(Data entries for graphics)
§

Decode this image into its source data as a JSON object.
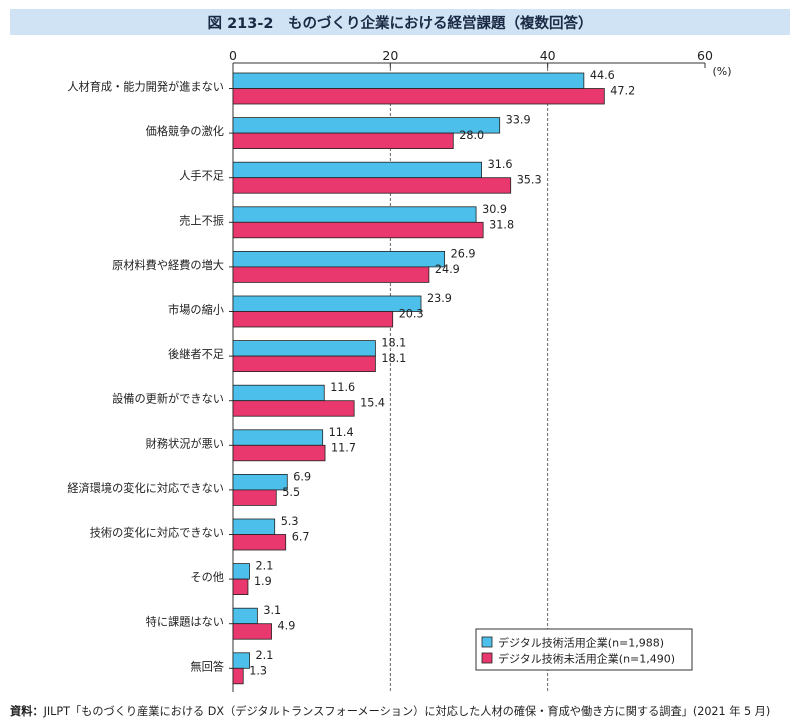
{
  "title": "図 213-2　ものづくり企業における経営課題（複数回答）",
  "source_label": "資料：",
  "source_text": "JILPT「ものづくり産業における DX（デジタルトランスフォーメーション）に対応した人材の確保・育成や働き方に関する調査」(2021 年 5 月)",
  "chart_data": {
    "type": "bar",
    "orientation": "horizontal",
    "unit_label": "(%)",
    "xlim": [
      0,
      60
    ],
    "ticks": [
      0,
      20,
      40,
      60
    ],
    "grid": "vertical dashed lines at 20 and 40",
    "legend_position": "bottom-right",
    "categories": [
      "人材育成・能力開発が進まない",
      "価格競争の激化",
      "人手不足",
      "売上不振",
      "原材料費や経費の増大",
      "市場の縮小",
      "後継者不足",
      "設備の更新ができない",
      "財務状況が悪い",
      "経済環境の変化に対応できない",
      "技術の変化に対応できない",
      "その他",
      "特に課題はない",
      "無回答"
    ],
    "series": [
      {
        "name": "デジタル技術活用企業(n=1,988)",
        "color": "#4cc0ea",
        "values": [
          44.6,
          33.9,
          31.6,
          30.9,
          26.9,
          23.9,
          18.1,
          11.6,
          11.4,
          6.9,
          5.3,
          2.1,
          3.1,
          2.1
        ]
      },
      {
        "name": "デジタル技術未活用企業(n=1,490)",
        "color": "#e8386d",
        "values": [
          47.2,
          28.0,
          35.3,
          31.8,
          24.9,
          20.3,
          18.1,
          15.4,
          11.7,
          5.5,
          6.7,
          1.9,
          4.9,
          1.3
        ]
      }
    ]
  }
}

§

Reproduce every entry word for word, but omit the pictures.

* [WORKED ANSWER]
Decode this image into its source data as a JSON object.
{
  "title": "図 213-2　ものづくり企業における経営課題（複数回答）",
  "source_label": "資料：",
  "source_text": "JILPT「ものづくり産業における DX（デジタルトランスフォーメーション）に対応した人材の確保・育成や働き方に関する調査」(2021 年 5 月)",
  "chart_data": {
    "type": "bar",
    "orientation": "horizontal",
    "unit_label": "(%)",
    "xlim": [
      0,
      60
    ],
    "ticks": [
      0,
      20,
      40,
      60
    ],
    "grid": "vertical dashed lines at 20 and 40",
    "legend_position": "bottom-right",
    "categories": [
      "人材育成・能力開発が進まない",
      "価格競争の激化",
      "人手不足",
      "売上不振",
      "原材料費や経費の増大",
      "市場の縮小",
      "後継者不足",
      "設備の更新ができない",
      "財務状況が悪い",
      "経済環境の変化に対応できない",
      "技術の変化に対応できない",
      "その他",
      "特に課題はない",
      "無回答"
    ],
    "series": [
      {
        "name": "デジタル技術活用企業(n=1,988)",
        "color": "#4cc0ea",
        "values": [
          44.6,
          33.9,
          31.6,
          30.9,
          26.9,
          23.9,
          18.1,
          11.6,
          11.4,
          6.9,
          5.3,
          2.1,
          3.1,
          2.1
        ]
      },
      {
        "name": "デジタル技術未活用企業(n=1,490)",
        "color": "#e8386d",
        "values": [
          47.2,
          28.0,
          35.3,
          31.8,
          24.9,
          20.3,
          18.1,
          15.4,
          11.7,
          5.5,
          6.7,
          1.9,
          4.9,
          1.3
        ]
      }
    ]
  }
}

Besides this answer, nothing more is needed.